Retype all of the data exactly as given.

» **Items from a data source**
◇ ◇ ◇ ◇ ◇
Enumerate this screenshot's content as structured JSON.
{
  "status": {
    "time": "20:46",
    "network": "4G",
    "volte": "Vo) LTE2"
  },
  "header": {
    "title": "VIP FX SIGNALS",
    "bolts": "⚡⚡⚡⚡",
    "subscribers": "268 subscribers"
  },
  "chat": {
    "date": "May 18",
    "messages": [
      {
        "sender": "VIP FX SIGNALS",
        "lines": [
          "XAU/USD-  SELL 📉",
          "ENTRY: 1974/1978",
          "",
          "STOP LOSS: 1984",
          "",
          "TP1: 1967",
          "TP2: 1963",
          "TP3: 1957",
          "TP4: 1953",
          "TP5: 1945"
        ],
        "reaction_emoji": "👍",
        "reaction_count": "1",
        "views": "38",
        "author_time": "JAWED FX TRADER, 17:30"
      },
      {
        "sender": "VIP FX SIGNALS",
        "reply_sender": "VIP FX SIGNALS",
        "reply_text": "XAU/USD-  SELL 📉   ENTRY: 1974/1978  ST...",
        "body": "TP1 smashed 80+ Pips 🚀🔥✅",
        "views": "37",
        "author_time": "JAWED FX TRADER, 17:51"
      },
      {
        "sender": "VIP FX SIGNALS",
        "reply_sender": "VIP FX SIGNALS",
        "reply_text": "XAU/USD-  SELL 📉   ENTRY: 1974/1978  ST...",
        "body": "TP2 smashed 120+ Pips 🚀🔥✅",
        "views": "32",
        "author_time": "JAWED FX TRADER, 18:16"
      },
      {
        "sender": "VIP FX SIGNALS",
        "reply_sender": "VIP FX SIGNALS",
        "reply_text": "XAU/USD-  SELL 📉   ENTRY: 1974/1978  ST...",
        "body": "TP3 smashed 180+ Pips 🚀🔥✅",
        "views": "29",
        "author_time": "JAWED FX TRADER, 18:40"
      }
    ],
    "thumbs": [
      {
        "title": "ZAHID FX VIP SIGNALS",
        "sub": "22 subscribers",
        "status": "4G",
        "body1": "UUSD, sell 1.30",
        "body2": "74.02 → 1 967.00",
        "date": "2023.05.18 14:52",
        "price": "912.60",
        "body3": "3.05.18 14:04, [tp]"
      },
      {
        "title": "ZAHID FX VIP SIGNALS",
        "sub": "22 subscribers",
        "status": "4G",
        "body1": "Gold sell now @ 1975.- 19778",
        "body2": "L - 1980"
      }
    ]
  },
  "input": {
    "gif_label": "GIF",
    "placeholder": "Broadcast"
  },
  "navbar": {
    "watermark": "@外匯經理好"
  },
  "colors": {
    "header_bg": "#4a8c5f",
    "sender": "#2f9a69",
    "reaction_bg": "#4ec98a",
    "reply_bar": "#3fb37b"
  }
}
◇ ◇ ◇ ◇ ◇
» **Result of this task**
Enumerate this screenshot's content as structured JSON.
{
  "status": {
    "time": "20:46",
    "network": "4G",
    "volte": "Vo) LTE2"
  },
  "header": {
    "title": "VIP FX SIGNALS",
    "bolts": "⚡⚡⚡⚡",
    "subscribers": "268 subscribers"
  },
  "chat": {
    "date": "May 18",
    "messages": [
      {
        "sender": "VIP FX SIGNALS",
        "lines": [
          "XAU/USD-  SELL 📉",
          "ENTRY: 1974/1978",
          "",
          "STOP LOSS: 1984",
          "",
          "TP1: 1967",
          "TP2: 1963",
          "TP3: 1957",
          "TP4: 1953",
          "TP5: 1945"
        ],
        "reaction_emoji": "👍",
        "reaction_count": "1",
        "views": "38",
        "author_time": "JAWED FX TRADER, 17:30"
      },
      {
        "sender": "VIP FX SIGNALS",
        "reply_sender": "VIP FX SIGNALS",
        "reply_text": "XAU/USD-  SELL 📉   ENTRY: 1974/1978  ST...",
        "body": "TP1 smashed 80+ Pips 🚀🔥✅",
        "views": "37",
        "author_time": "JAWED FX TRADER, 17:51"
      },
      {
        "sender": "VIP FX SIGNALS",
        "reply_sender": "VIP FX SIGNALS",
        "reply_text": "XAU/USD-  SELL 📉   ENTRY: 1974/1978  ST...",
        "body": "TP2 smashed 120+ Pips 🚀🔥✅",
        "views": "32",
        "author_time": "JAWED FX TRADER, 18:16"
      },
      {
        "sender": "VIP FX SIGNALS",
        "reply_sender": "VIP FX SIGNALS",
        "reply_text": "XAU/USD-  SELL 📉   ENTRY: 1974/1978  ST...",
        "body": "TP3 smashed 180+ Pips 🚀🔥✅",
        "views": "29",
        "author_time": "JAWED FX TRADER, 18:40"
      }
    ],
    "thumbs": [
      {
        "title": "ZAHID FX VIP SIGNALS",
        "sub": "22 subscribers",
        "status": "4G",
        "body1": "UUSD, sell 1.30",
        "body2": "74.02 → 1 967.00",
        "date": "2023.05.18 14:52",
        "price": "912.60",
        "body3": "3.05.18 14:04, [tp]"
      },
      {
        "title": "ZAHID FX VIP SIGNALS",
        "sub": "22 subscribers",
        "status": "4G",
        "body1": "Gold sell now @ 1975.- 19778",
        "body2": "L - 1980"
      }
    ]
  },
  "input": {
    "gif_label": "GIF",
    "placeholder": "Broadcast"
  },
  "navbar": {
    "watermark": "@外匯經理好"
  },
  "colors": {
    "header_bg": "#4a8c5f",
    "sender": "#2f9a69",
    "reaction_bg": "#4ec98a",
    "reply_bar": "#3fb37b"
  }
}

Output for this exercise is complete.